| INPUT ROWS |
■ ■ ■ ■ ■ ■ ■

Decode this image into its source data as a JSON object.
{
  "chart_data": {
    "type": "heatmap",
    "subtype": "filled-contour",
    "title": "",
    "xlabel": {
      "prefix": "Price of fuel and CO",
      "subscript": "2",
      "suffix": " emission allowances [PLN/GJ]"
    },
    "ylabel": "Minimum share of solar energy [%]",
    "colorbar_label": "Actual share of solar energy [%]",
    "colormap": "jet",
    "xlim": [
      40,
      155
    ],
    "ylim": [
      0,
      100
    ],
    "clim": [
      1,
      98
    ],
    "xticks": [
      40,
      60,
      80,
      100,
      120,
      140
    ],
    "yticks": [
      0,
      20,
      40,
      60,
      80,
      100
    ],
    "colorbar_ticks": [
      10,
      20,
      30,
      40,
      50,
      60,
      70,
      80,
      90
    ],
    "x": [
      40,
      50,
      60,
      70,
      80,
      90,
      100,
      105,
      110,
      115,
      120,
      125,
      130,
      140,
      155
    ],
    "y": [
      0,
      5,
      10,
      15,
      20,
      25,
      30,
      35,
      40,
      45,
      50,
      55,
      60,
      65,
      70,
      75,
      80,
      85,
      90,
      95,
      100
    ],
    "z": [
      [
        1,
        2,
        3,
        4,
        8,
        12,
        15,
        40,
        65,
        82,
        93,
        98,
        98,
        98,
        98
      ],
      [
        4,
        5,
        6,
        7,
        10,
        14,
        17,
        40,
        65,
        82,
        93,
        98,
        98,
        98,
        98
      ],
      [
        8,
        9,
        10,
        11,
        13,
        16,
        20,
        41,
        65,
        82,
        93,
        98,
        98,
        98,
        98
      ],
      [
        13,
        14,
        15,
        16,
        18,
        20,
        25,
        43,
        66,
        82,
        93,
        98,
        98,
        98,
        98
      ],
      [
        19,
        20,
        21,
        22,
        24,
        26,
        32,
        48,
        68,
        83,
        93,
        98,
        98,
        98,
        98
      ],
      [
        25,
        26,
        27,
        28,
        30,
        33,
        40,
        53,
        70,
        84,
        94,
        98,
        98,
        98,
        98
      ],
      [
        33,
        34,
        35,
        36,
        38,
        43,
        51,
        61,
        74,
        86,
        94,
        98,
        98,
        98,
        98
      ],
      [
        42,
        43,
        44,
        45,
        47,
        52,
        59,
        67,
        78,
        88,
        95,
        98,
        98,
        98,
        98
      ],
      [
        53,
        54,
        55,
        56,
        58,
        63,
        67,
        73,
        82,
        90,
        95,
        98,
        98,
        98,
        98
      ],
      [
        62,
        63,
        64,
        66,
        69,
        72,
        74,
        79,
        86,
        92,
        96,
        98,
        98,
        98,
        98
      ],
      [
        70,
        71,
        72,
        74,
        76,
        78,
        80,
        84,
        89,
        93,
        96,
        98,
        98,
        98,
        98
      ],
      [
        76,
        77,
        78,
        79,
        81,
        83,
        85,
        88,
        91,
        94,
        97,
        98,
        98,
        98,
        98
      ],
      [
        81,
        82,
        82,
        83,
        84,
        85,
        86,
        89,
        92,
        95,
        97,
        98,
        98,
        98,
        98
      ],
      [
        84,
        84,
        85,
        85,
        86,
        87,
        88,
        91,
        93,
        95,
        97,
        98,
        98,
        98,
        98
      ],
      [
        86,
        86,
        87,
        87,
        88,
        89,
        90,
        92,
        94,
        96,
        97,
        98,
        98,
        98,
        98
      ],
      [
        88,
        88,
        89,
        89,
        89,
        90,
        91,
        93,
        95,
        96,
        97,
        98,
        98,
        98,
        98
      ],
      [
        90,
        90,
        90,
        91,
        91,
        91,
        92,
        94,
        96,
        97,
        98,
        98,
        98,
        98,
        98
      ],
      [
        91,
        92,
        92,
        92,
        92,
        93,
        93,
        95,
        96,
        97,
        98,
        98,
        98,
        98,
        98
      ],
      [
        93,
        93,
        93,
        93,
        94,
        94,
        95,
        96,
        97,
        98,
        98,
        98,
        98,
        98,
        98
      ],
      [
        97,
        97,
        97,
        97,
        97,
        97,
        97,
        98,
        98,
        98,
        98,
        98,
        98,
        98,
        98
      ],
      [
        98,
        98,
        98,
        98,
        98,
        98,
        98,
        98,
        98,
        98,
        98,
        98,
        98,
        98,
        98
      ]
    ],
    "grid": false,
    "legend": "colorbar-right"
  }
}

■ ■ ■ ■ ■ ■ ■

| AIM |
Recopy the whole listing exactly.

| EXERCISE RESPONSE |
Decode this image into its source data as a JSON object.
{
  "chart_data": {
    "type": "heatmap",
    "subtype": "filled-contour",
    "title": "",
    "xlabel": {
      "prefix": "Price of fuel and CO",
      "subscript": "2",
      "suffix": " emission allowances [PLN/GJ]"
    },
    "ylabel": "Minimum share of solar energy [%]",
    "colorbar_label": "Actual share of solar energy [%]",
    "colormap": "jet",
    "xlim": [
      40,
      155
    ],
    "ylim": [
      0,
      100
    ],
    "clim": [
      1,
      98
    ],
    "xticks": [
      40,
      60,
      80,
      100,
      120,
      140
    ],
    "yticks": [
      0,
      20,
      40,
      60,
      80,
      100
    ],
    "colorbar_ticks": [
      10,
      20,
      30,
      40,
      50,
      60,
      70,
      80,
      90
    ],
    "x": [
      40,
      50,
      60,
      70,
      80,
      90,
      100,
      105,
      110,
      115,
      120,
      125,
      130,
      140,
      155
    ],
    "y": [
      0,
      5,
      10,
      15,
      20,
      25,
      30,
      35,
      40,
      45,
      50,
      55,
      60,
      65,
      70,
      75,
      80,
      85,
      90,
      95,
      100
    ],
    "z": [
      [
        1,
        2,
        3,
        4,
        8,
        12,
        15,
        40,
        65,
        82,
        93,
        98,
        98,
        98,
        98
      ],
      [
        4,
        5,
        6,
        7,
        10,
        14,
        17,
        40,
        65,
        82,
        93,
        98,
        98,
        98,
        98
      ],
      [
        8,
        9,
        10,
        11,
        13,
        16,
        20,
        41,
        65,
        82,
        93,
        98,
        98,
        98,
        98
      ],
      [
        13,
        14,
        15,
        16,
        18,
        20,
        25,
        43,
        66,
        82,
        93,
        98,
        98,
        98,
        98
      ],
      [
        19,
        20,
        21,
        22,
        24,
        26,
        32,
        48,
        68,
        83,
        93,
        98,
        98,
        98,
        98
      ],
      [
        25,
        26,
        27,
        28,
        30,
        33,
        40,
        53,
        70,
        84,
        94,
        98,
        98,
        98,
        98
      ],
      [
        33,
        34,
        35,
        36,
        38,
        43,
        51,
        61,
        74,
        86,
        94,
        98,
        98,
        98,
        98
      ],
      [
        42,
        43,
        44,
        45,
        47,
        52,
        59,
        67,
        78,
        88,
        95,
        98,
        98,
        98,
        98
      ],
      [
        53,
        54,
        55,
        56,
        58,
        63,
        67,
        73,
        82,
        90,
        95,
        98,
        98,
        98,
        98
      ],
      [
        62,
        63,
        64,
        66,
        69,
        72,
        74,
        79,
        86,
        92,
        96,
        98,
        98,
        98,
        98
      ],
      [
        70,
        71,
        72,
        74,
        76,
        78,
        80,
        84,
        89,
        93,
        96,
        98,
        98,
        98,
        98
      ],
      [
        76,
        77,
        78,
        79,
        81,
        83,
        85,
        88,
        91,
        94,
        97,
        98,
        98,
        98,
        98
      ],
      [
        81,
        82,
        82,
        83,
        84,
        85,
        86,
        89,
        92,
        95,
        97,
        98,
        98,
        98,
        98
      ],
      [
        84,
        84,
        85,
        85,
        86,
        87,
        88,
        91,
        93,
        95,
        97,
        98,
        98,
        98,
        98
      ],
      [
        86,
        86,
        87,
        87,
        88,
        89,
        90,
        92,
        94,
        96,
        97,
        98,
        98,
        98,
        98
      ],
      [
        88,
        88,
        89,
        89,
        89,
        90,
        91,
        93,
        95,
        96,
        97,
        98,
        98,
        98,
        98
      ],
      [
        90,
        90,
        90,
        91,
        91,
        91,
        92,
        94,
        96,
        97,
        98,
        98,
        98,
        98,
        98
      ],
      [
        91,
        92,
        92,
        92,
        92,
        93,
        93,
        95,
        96,
        97,
        98,
        98,
        98,
        98,
        98
      ],
      [
        93,
        93,
        93,
        93,
        94,
        94,
        95,
        96,
        97,
        98,
        98,
        98,
        98,
        98,
        98
      ],
      [
        97,
        97,
        97,
        97,
        97,
        97,
        97,
        98,
        98,
        98,
        98,
        98,
        98,
        98,
        98
      ],
      [
        98,
        98,
        98,
        98,
        98,
        98,
        98,
        98,
        98,
        98,
        98,
        98,
        98,
        98,
        98
      ]
    ],
    "grid": false,
    "legend": "colorbar-right"
  }
}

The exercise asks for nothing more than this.